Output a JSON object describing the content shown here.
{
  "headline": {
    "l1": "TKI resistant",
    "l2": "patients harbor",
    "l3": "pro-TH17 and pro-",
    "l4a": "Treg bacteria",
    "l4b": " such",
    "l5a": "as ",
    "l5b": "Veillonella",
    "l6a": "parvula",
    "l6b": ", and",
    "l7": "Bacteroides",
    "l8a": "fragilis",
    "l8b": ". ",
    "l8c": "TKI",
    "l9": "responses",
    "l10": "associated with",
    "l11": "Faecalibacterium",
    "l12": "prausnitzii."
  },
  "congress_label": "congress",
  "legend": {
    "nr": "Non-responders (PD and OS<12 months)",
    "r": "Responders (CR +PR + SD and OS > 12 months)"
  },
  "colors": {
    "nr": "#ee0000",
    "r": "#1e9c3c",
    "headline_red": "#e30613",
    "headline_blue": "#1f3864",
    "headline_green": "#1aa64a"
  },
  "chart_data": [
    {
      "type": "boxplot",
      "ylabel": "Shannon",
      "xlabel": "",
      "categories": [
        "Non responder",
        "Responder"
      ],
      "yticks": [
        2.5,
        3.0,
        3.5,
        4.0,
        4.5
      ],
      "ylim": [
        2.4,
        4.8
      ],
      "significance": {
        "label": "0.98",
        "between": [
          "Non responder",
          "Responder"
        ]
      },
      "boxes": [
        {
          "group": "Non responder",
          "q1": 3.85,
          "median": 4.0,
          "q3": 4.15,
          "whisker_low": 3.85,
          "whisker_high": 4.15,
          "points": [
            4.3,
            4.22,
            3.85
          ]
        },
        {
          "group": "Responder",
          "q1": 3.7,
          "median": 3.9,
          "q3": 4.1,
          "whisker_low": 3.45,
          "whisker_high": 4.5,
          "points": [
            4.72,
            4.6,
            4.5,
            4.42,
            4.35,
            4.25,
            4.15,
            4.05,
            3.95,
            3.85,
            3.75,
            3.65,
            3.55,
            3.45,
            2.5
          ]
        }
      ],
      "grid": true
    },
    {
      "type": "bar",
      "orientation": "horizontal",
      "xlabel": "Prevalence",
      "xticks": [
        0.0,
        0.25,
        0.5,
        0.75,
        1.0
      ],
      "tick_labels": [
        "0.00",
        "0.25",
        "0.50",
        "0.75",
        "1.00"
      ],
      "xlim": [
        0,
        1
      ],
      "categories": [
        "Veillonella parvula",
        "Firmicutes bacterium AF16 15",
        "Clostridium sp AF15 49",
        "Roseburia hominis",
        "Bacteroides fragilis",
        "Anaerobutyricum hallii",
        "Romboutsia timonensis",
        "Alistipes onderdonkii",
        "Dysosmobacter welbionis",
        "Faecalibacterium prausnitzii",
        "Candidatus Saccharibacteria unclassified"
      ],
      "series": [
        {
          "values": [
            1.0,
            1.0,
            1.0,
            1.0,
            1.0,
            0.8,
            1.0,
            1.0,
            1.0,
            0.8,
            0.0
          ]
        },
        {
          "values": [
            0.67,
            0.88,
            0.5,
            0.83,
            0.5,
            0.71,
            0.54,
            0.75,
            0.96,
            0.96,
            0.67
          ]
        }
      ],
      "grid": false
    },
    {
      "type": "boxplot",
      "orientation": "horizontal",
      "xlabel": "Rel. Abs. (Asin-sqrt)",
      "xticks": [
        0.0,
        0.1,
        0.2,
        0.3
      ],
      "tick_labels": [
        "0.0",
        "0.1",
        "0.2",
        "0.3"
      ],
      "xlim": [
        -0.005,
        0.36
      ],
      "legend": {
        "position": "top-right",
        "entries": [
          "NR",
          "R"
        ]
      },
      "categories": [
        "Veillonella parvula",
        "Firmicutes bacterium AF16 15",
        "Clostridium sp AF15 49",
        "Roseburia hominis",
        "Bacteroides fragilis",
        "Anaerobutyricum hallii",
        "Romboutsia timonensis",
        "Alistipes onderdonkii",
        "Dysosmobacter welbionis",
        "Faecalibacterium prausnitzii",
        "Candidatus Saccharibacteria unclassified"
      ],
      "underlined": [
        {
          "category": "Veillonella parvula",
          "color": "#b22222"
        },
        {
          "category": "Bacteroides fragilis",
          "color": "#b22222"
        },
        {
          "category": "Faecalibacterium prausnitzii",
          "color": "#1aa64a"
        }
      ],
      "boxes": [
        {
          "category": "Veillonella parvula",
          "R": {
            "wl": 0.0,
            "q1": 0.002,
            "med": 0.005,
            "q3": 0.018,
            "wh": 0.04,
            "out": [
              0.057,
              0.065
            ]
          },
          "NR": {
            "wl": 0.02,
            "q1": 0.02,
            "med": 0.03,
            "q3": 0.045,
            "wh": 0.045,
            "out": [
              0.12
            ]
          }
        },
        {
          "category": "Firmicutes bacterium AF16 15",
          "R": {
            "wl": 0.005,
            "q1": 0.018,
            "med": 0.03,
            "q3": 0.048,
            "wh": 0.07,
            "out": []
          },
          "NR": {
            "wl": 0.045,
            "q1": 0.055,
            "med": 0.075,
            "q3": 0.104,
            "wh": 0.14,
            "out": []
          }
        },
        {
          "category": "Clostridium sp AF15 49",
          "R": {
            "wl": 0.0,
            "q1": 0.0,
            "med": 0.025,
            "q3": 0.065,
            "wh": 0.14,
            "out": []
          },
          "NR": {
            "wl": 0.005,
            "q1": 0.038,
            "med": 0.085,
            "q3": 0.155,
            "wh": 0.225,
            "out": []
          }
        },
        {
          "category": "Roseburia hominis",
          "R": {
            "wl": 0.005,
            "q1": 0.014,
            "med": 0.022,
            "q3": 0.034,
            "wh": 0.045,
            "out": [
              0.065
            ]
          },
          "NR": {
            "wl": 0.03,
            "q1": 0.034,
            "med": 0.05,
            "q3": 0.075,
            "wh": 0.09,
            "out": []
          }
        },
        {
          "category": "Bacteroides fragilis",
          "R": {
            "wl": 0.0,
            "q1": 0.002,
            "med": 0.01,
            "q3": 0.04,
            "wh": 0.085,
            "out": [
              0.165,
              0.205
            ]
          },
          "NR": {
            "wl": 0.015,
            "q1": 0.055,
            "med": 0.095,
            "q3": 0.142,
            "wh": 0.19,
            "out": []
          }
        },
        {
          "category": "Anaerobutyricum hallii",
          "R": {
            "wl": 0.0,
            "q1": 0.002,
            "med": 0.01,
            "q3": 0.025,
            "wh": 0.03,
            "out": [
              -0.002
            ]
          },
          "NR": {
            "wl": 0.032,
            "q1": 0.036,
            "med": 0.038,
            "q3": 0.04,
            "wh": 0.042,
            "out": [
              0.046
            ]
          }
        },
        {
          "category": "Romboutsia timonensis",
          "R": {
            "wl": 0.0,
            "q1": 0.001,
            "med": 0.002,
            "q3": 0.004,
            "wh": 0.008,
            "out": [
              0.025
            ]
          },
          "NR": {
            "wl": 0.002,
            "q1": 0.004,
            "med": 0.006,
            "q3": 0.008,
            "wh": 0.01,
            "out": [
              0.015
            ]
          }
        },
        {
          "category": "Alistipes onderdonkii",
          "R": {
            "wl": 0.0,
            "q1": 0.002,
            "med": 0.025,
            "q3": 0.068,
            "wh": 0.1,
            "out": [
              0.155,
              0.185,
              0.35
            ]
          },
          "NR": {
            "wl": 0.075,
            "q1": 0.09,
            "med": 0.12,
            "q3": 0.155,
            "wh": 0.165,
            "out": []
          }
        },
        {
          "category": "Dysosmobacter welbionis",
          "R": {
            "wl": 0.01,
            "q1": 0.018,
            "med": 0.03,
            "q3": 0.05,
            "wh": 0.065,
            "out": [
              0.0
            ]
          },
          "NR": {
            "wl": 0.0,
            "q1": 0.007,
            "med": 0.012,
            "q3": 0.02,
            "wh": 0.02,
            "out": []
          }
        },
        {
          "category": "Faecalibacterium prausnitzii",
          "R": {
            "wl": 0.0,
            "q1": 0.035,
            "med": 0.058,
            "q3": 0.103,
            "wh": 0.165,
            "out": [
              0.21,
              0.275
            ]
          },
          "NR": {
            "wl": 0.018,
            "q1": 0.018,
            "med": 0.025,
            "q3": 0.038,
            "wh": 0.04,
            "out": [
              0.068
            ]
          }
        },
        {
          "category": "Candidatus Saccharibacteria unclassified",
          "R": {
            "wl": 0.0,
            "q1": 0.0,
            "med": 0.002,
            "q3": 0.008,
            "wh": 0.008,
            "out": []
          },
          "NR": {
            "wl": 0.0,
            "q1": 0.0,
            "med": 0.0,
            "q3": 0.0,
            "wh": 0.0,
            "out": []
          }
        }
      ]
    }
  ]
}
+ + + +
**WORK REQUEST**.
Find each line above that contains "xlabel", and copy those lines.

**WRITTEN SOLUTION**.
      "xlabel": "",
      "xlabel": "Prevalence",
      "xlabel": "Rel. Abs. (Asin-sqrt)",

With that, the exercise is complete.